Pull out all lines from the listing below in which the word "firewall" appears.

START Task material

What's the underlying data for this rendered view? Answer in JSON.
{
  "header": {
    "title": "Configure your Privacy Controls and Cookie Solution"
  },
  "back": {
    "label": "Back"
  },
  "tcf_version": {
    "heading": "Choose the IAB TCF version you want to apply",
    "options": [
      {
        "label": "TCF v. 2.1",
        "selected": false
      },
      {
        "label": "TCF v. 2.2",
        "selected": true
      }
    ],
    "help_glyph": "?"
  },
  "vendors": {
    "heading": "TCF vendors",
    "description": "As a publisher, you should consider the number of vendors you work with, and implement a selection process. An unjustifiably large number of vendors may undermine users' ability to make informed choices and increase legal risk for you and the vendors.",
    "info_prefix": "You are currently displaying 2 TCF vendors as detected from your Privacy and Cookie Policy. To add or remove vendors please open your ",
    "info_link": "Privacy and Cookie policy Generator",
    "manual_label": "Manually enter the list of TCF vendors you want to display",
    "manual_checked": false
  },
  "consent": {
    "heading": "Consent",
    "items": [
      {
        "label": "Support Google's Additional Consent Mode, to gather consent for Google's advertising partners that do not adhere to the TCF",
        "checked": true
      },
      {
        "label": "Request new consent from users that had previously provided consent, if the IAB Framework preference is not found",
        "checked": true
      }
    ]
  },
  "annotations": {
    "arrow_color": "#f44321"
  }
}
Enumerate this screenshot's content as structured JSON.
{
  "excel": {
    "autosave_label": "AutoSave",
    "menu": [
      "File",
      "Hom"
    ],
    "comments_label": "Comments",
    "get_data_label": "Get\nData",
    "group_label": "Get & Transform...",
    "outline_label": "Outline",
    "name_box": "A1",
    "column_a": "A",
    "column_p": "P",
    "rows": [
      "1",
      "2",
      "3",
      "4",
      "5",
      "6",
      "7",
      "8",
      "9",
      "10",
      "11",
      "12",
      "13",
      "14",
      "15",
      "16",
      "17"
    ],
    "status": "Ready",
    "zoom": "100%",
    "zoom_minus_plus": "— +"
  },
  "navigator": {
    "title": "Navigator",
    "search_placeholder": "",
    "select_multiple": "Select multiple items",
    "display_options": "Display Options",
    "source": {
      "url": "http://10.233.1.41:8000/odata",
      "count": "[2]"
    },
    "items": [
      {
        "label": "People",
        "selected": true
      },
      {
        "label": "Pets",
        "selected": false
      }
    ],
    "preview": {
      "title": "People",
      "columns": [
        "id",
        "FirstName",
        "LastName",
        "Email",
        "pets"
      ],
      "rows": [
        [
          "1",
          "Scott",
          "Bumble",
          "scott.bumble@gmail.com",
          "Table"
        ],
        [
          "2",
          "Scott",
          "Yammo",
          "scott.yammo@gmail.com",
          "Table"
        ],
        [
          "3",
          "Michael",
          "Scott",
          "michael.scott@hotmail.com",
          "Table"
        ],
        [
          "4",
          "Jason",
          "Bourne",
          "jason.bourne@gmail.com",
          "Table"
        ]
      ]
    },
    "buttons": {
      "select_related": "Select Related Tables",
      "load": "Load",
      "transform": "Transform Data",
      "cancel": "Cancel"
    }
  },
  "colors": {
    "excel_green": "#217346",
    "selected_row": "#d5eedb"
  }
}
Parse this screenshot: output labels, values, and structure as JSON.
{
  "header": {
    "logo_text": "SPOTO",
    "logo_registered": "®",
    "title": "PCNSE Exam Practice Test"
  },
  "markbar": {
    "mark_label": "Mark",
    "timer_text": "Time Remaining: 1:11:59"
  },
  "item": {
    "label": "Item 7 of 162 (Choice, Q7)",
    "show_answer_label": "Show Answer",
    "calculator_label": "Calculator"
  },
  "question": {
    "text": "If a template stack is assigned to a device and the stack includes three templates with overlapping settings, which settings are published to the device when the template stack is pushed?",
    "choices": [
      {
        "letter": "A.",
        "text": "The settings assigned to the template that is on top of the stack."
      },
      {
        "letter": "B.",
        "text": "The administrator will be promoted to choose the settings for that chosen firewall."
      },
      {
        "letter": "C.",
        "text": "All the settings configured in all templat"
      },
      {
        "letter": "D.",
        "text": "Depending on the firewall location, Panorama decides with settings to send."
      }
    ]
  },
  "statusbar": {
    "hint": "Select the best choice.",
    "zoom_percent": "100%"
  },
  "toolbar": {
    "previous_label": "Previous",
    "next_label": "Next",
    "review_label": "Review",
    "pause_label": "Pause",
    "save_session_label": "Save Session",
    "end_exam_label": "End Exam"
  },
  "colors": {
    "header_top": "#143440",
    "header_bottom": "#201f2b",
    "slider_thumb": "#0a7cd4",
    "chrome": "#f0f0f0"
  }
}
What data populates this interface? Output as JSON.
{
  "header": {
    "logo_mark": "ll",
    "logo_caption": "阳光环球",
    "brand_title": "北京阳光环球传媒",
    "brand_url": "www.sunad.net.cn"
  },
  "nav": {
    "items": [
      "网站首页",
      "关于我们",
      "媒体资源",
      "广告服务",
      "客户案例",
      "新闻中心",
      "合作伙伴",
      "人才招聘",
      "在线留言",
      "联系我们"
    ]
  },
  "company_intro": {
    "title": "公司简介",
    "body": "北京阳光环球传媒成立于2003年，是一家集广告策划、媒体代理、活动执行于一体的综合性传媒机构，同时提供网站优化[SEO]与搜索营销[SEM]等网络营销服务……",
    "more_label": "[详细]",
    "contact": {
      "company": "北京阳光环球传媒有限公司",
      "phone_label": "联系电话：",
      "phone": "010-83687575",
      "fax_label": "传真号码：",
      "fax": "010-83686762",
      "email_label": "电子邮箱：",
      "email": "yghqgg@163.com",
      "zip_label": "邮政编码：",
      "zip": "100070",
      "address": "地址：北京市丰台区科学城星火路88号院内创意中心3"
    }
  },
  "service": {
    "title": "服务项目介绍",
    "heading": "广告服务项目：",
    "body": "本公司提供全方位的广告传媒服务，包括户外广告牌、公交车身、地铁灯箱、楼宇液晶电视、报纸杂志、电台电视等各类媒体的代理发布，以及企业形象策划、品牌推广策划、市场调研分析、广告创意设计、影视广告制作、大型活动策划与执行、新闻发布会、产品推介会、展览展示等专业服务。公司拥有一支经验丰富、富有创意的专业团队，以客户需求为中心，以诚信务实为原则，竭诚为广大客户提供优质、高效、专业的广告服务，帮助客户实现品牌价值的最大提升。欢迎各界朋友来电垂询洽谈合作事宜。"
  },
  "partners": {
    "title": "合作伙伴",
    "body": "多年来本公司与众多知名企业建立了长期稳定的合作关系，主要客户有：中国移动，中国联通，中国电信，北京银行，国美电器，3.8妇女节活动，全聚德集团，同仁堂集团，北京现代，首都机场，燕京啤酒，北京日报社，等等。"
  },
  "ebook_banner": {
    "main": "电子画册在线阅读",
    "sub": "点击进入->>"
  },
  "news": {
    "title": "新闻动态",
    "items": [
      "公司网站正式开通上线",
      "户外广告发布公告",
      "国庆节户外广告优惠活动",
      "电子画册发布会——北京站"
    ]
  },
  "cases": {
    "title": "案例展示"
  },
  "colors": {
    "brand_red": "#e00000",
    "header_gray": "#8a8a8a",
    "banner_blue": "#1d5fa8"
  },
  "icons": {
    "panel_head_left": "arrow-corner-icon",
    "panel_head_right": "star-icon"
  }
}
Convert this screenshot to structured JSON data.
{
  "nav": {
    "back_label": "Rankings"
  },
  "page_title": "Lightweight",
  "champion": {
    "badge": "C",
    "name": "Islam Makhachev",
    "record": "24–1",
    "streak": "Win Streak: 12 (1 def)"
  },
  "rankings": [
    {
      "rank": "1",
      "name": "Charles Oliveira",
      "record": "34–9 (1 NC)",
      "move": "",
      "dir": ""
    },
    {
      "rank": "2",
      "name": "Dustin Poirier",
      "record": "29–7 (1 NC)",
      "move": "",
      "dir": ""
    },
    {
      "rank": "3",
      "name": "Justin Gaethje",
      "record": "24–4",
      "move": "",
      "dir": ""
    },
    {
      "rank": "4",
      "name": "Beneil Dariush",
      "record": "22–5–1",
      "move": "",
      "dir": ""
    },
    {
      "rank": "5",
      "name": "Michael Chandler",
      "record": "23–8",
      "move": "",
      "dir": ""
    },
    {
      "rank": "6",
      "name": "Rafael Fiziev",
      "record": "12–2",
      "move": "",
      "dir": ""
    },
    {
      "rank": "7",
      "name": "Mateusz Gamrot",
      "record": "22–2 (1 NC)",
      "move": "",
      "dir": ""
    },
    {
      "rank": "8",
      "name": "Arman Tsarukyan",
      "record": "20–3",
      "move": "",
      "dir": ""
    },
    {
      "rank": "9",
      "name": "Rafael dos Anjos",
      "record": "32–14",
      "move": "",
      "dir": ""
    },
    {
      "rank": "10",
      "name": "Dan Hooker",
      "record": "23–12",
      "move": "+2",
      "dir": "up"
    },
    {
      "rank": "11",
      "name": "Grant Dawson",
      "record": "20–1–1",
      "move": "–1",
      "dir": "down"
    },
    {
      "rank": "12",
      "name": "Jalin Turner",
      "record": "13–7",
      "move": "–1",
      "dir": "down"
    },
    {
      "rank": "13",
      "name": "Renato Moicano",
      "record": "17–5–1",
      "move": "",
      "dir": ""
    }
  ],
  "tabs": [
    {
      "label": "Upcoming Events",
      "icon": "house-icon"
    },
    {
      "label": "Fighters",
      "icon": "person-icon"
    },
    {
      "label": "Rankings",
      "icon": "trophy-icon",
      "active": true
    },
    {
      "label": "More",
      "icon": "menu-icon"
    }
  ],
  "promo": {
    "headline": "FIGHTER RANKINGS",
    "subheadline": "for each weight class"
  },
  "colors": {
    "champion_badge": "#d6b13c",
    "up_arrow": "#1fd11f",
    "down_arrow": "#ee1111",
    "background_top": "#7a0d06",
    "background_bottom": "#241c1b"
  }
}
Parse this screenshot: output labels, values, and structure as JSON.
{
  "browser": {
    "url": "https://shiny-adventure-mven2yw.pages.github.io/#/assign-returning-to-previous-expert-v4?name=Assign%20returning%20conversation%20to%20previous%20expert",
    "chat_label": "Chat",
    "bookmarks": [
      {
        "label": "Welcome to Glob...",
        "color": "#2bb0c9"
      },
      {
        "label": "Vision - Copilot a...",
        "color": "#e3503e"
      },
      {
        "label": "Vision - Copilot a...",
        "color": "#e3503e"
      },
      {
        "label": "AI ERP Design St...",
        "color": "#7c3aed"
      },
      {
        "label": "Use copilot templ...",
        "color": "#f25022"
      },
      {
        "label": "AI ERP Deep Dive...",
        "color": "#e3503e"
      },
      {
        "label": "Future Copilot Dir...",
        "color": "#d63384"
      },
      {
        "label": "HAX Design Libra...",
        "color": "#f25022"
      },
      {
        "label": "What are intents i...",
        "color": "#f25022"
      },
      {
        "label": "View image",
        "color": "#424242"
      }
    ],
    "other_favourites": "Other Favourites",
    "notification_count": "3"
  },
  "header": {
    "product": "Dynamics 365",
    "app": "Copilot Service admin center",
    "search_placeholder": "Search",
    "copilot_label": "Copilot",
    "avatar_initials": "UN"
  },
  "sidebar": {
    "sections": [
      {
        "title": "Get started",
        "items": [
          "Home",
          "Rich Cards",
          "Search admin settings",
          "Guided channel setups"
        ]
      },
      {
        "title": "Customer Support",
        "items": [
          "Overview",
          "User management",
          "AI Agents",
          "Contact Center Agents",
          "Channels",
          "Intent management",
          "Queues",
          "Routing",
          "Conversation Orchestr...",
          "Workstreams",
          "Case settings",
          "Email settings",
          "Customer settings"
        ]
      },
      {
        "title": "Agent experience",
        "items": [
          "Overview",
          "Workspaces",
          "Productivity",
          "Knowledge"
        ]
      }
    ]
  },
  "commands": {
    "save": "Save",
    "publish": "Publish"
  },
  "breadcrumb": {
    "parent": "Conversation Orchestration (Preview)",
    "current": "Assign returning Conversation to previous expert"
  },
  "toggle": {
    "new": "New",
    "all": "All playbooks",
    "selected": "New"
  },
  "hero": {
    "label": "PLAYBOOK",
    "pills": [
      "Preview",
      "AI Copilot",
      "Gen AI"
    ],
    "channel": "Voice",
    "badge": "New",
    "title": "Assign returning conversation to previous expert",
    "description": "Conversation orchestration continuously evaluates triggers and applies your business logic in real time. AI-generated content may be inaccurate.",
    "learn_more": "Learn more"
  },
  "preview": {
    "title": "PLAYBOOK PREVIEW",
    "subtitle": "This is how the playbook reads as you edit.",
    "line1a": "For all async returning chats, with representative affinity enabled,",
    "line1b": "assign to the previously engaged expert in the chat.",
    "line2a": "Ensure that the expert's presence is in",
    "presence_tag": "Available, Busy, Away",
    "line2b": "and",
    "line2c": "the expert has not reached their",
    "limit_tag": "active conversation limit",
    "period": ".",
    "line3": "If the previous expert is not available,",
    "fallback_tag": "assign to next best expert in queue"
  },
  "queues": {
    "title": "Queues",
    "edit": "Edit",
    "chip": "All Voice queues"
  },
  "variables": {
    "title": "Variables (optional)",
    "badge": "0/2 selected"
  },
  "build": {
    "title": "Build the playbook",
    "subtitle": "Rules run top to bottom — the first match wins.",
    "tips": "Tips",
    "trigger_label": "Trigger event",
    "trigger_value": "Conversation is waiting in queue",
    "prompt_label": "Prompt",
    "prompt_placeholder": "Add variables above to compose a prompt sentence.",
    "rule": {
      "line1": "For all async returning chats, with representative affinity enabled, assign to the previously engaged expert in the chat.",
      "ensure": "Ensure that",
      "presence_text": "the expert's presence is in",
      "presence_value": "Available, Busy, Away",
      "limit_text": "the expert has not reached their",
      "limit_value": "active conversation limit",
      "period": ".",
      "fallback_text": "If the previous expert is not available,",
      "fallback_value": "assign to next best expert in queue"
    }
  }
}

END Task material

Correct output:
        "text": "The administrator will be promoted to choose the settings for that chosen firewall."
        "text": "Depending on the firewall location, Panorama decides with settings to send."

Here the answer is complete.